» TO DO
Repeat every line exactly, keeping the pictures out of the copy.
....
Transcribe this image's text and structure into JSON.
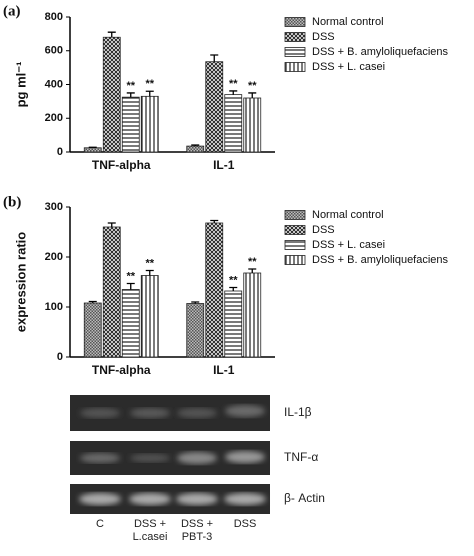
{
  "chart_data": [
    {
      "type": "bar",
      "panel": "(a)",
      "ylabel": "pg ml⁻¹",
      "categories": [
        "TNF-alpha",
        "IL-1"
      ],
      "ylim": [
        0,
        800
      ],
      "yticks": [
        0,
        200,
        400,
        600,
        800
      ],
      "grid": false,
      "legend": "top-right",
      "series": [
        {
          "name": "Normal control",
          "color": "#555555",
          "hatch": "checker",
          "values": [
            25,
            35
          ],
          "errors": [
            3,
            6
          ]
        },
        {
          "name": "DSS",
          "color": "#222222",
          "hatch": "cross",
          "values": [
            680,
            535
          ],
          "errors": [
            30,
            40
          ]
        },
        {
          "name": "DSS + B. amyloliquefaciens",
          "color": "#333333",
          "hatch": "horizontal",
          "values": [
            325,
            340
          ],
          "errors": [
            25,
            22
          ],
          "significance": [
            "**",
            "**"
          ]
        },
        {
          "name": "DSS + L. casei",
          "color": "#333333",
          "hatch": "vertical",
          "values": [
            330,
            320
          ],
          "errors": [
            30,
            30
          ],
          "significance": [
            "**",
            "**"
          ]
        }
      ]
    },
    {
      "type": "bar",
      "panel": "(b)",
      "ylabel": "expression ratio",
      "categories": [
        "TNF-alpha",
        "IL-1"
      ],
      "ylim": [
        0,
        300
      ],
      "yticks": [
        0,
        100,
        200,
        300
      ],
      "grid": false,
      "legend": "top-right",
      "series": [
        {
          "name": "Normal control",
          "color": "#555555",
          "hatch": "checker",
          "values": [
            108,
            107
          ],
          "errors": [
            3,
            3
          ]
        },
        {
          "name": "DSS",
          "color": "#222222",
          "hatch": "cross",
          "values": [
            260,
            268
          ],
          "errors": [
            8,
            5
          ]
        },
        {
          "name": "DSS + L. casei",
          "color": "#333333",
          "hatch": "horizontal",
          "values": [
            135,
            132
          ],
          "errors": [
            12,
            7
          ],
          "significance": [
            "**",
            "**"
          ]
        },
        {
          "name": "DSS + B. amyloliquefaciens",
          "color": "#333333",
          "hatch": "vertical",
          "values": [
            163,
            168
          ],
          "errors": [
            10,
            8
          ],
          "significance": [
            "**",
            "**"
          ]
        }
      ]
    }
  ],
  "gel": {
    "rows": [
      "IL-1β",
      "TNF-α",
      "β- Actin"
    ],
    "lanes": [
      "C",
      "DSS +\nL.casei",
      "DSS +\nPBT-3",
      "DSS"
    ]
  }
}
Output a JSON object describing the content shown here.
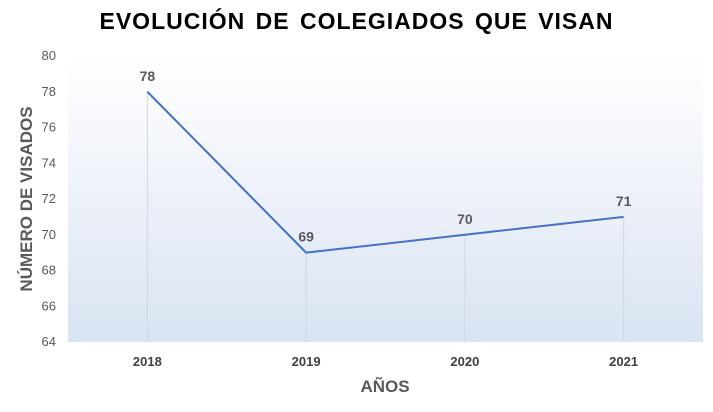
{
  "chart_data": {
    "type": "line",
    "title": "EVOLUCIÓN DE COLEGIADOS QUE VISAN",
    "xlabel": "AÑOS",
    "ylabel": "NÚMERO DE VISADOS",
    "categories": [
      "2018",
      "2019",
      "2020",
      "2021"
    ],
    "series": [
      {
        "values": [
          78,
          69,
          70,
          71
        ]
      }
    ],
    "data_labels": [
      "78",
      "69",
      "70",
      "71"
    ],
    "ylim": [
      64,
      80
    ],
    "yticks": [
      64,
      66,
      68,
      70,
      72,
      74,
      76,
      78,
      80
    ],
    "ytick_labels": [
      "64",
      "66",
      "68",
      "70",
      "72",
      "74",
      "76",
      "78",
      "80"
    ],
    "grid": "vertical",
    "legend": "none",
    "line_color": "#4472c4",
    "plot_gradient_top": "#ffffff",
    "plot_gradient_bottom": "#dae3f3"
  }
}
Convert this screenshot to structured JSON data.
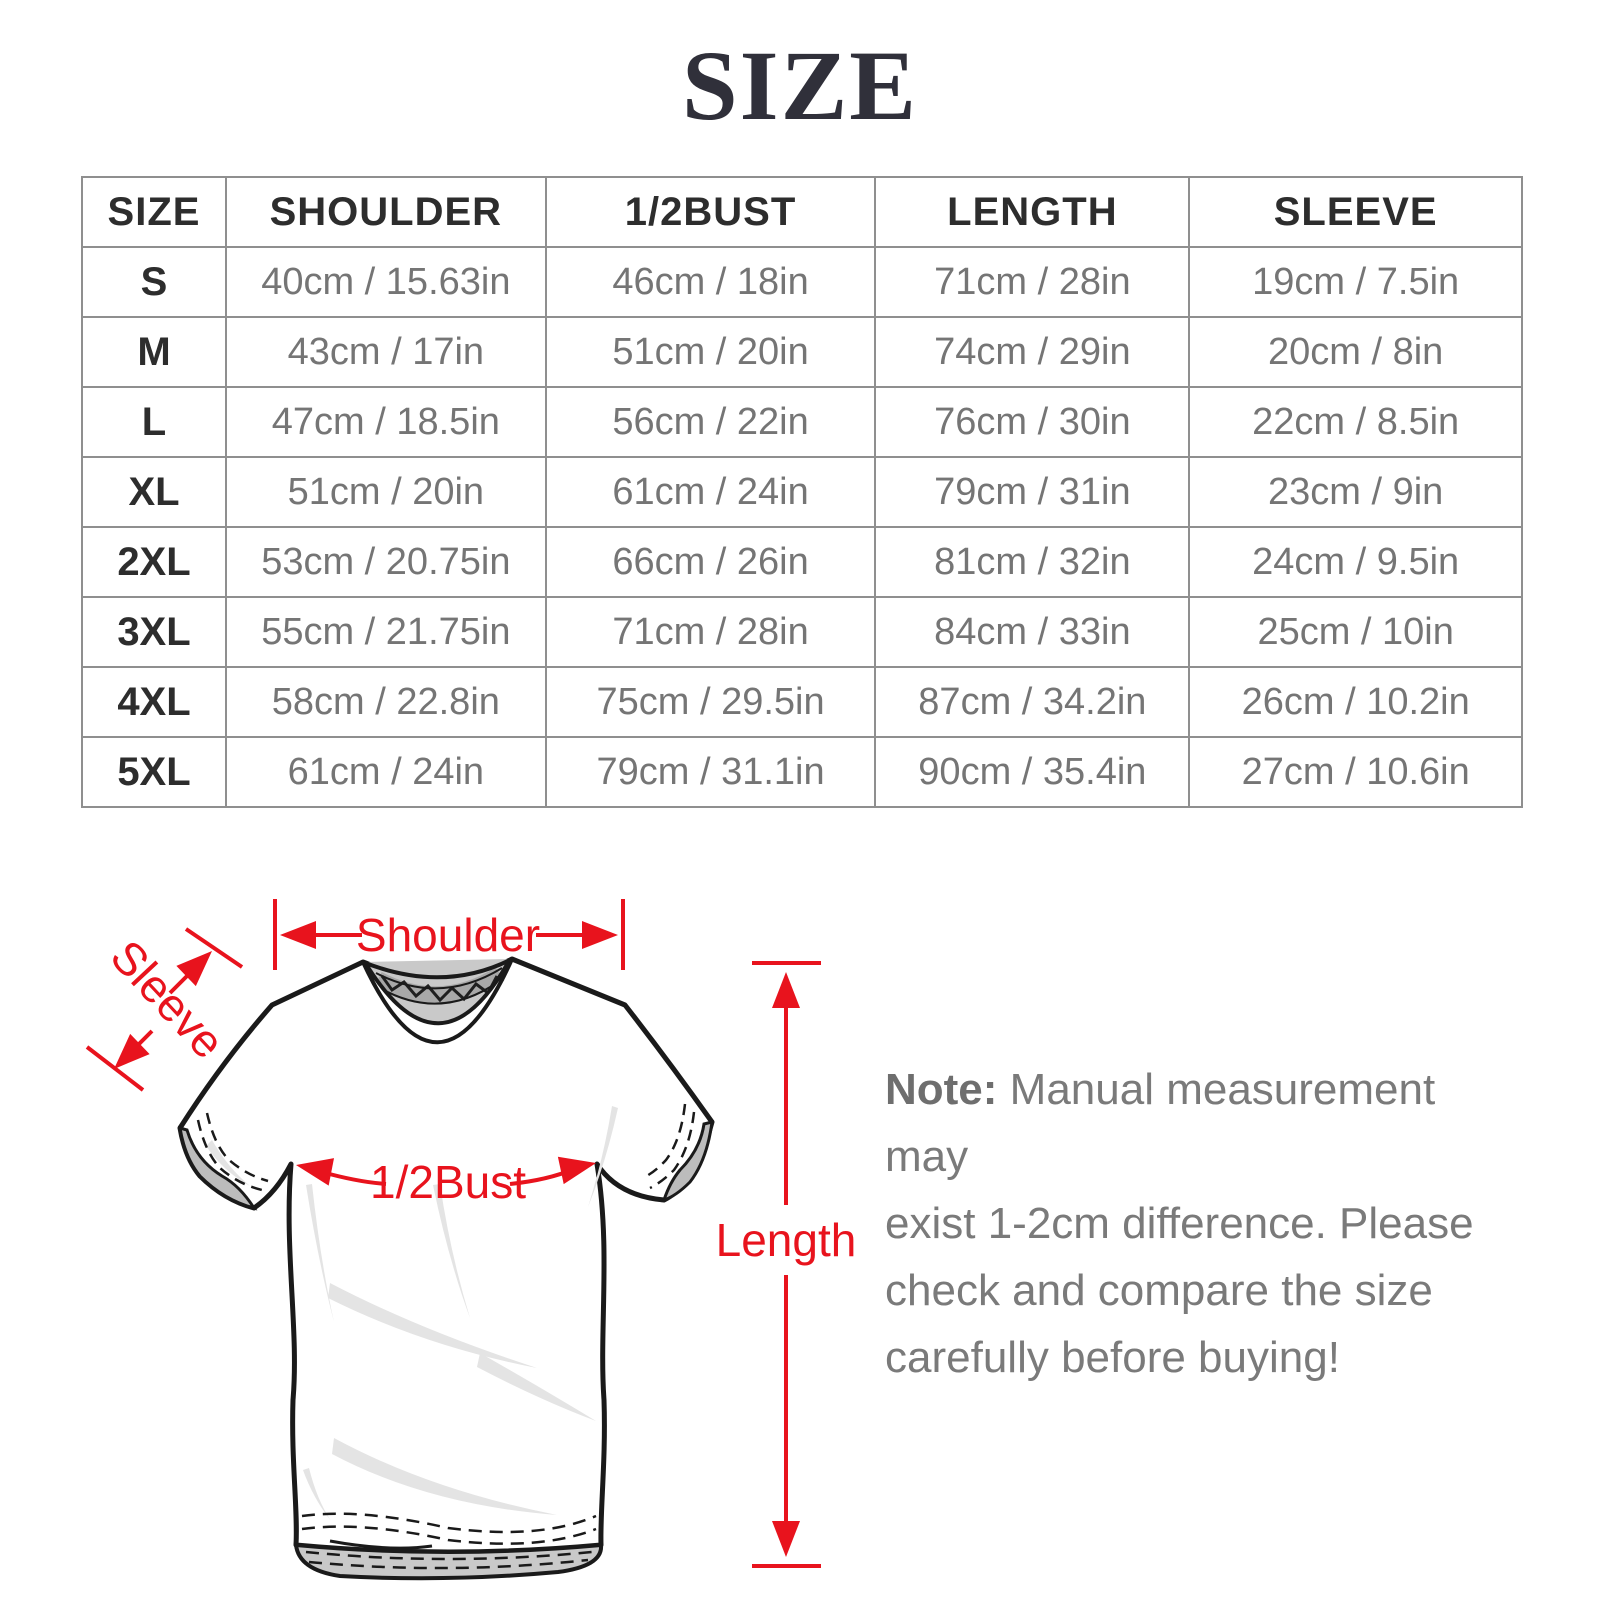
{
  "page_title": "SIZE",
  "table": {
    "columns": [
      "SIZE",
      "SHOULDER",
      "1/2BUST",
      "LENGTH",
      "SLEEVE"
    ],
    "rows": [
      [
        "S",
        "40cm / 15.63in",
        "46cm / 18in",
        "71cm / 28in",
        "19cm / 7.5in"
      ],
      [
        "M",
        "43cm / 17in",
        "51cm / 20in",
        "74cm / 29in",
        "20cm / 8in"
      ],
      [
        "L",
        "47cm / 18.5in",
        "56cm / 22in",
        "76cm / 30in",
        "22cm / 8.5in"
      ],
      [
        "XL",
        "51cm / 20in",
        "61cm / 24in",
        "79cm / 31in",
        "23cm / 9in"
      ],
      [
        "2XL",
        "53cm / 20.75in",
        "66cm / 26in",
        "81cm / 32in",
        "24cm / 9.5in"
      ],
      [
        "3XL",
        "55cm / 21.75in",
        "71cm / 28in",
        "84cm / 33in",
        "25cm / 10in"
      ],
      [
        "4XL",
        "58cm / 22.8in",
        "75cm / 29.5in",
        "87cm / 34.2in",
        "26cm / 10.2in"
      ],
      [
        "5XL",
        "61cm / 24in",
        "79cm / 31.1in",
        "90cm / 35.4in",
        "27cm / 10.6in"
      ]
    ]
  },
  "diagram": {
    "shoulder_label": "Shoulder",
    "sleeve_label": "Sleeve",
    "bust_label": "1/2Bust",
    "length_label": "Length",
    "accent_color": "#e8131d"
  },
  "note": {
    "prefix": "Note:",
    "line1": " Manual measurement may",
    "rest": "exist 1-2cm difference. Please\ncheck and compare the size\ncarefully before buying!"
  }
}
....
» EXERCISE RESULT
Transcribe this image's text and structure into JSON.
{
  "chart_data": [
    {
      "type": "bar",
      "panel": "(a)",
      "ylabel": "pg ml⁻¹",
      "categories": [
        "TNF-alpha",
        "IL-1"
      ],
      "ylim": [
        0,
        800
      ],
      "yticks": [
        0,
        200,
        400,
        600,
        800
      ],
      "grid": false,
      "legend": "top-right",
      "series": [
        {
          "name": "Normal control",
          "color": "#555555",
          "hatch": "checker",
          "values": [
            25,
            35
          ],
          "errors": [
            3,
            6
          ]
        },
        {
          "name": "DSS",
          "color": "#222222",
          "hatch": "cross",
          "values": [
            680,
            535
          ],
          "errors": [
            30,
            40
          ]
        },
        {
          "name": "DSS + B. amyloliquefaciens",
          "color": "#333333",
          "hatch": "horizontal",
          "values": [
            325,
            340
          ],
          "errors": [
            25,
            22
          ],
          "significance": [
            "**",
            "**"
          ]
        },
        {
          "name": "DSS + L. casei",
          "color": "#333333",
          "hatch": "vertical",
          "values": [
            330,
            320
          ],
          "errors": [
            30,
            30
          ],
          "significance": [
            "**",
            "**"
          ]
        }
      ]
    },
    {
      "type": "bar",
      "panel": "(b)",
      "ylabel": "expression ratio",
      "categories": [
        "TNF-alpha",
        "IL-1"
      ],
      "ylim": [
        0,
        300
      ],
      "yticks": [
        0,
        100,
        200,
        300
      ],
      "grid": false,
      "legend": "top-right",
      "series": [
        {
          "name": "Normal control",
          "color": "#555555",
          "hatch": "checker",
          "values": [
            108,
            107
          ],
          "errors": [
            3,
            3
          ]
        },
        {
          "name": "DSS",
          "color": "#222222",
          "hatch": "cross",
          "values": [
            260,
            268
          ],
          "errors": [
            8,
            5
          ]
        },
        {
          "name": "DSS + L. casei",
          "color": "#333333",
          "hatch": "horizontal",
          "values": [
            135,
            132
          ],
          "errors": [
            12,
            7
          ],
          "significance": [
            "**",
            "**"
          ]
        },
        {
          "name": "DSS + B. amyloliquefaciens",
          "color": "#333333",
          "hatch": "vertical",
          "values": [
            163,
            168
          ],
          "errors": [
            10,
            8
          ],
          "significance": [
            "**",
            "**"
          ]
        }
      ]
    }
  ],
  "gel": {
    "rows": [
      "IL-1β",
      "TNF-α",
      "β- Actin"
    ],
    "lanes": [
      "C",
      "DSS +\nL.casei",
      "DSS +\nPBT-3",
      "DSS"
    ]
  }
}
Output a JSON object describing the content shown here.
{
  "chart_data": {
    "type": "line",
    "title": "EVOLUCIÓN DE COLEGIADOS QUE VISAN",
    "xlabel": "AÑOS",
    "ylabel": "NÚMERO DE VISADOS",
    "categories": [
      "2018",
      "2019",
      "2020",
      "2021"
    ],
    "series": [
      {
        "values": [
          78,
          69,
          70,
          71
        ]
      }
    ],
    "data_labels": [
      "78",
      "69",
      "70",
      "71"
    ],
    "ylim": [
      64,
      80
    ],
    "yticks": [
      64,
      66,
      68,
      70,
      72,
      74,
      76,
      78,
      80
    ],
    "ytick_labels": [
      "64",
      "66",
      "68",
      "70",
      "72",
      "74",
      "76",
      "78",
      "80"
    ],
    "grid": "vertical",
    "legend": "none",
    "line_color": "#4472c4",
    "plot_gradient_top": "#ffffff",
    "plot_gradient_bottom": "#dae3f3"
  }
}
Convert this screenshot to structured JSON data.
{
  "page_title": "SIZE",
  "table": {
    "columns": [
      "SIZE",
      "SHOULDER",
      "1/2BUST",
      "LENGTH",
      "SLEEVE"
    ],
    "rows": [
      [
        "S",
        "40cm / 15.63in",
        "46cm / 18in",
        "71cm / 28in",
        "19cm / 7.5in"
      ],
      [
        "M",
        "43cm / 17in",
        "51cm / 20in",
        "74cm / 29in",
        "20cm / 8in"
      ],
      [
        "L",
        "47cm / 18.5in",
        "56cm / 22in",
        "76cm / 30in",
        "22cm / 8.5in"
      ],
      [
        "XL",
        "51cm / 20in",
        "61cm / 24in",
        "79cm / 31in",
        "23cm / 9in"
      ],
      [
        "2XL",
        "53cm / 20.75in",
        "66cm / 26in",
        "81cm / 32in",
        "24cm / 9.5in"
      ],
      [
        "3XL",
        "55cm / 21.75in",
        "71cm / 28in",
        "84cm / 33in",
        "25cm / 10in"
      ],
      [
        "4XL",
        "58cm / 22.8in",
        "75cm / 29.5in",
        "87cm / 34.2in",
        "26cm / 10.2in"
      ],
      [
        "5XL",
        "61cm / 24in",
        "79cm / 31.1in",
        "90cm / 35.4in",
        "27cm / 10.6in"
      ]
    ]
  },
  "diagram": {
    "shoulder_label": "Shoulder",
    "sleeve_label": "Sleeve",
    "bust_label": "1/2Bust",
    "length_label": "Length",
    "accent_color": "#e8131d"
  },
  "note": {
    "prefix": "Note:",
    "line1": " Manual measurement may",
    "rest": "exist 1-2cm difference. Please\ncheck and compare the size\ncarefully before buying!"
  }
}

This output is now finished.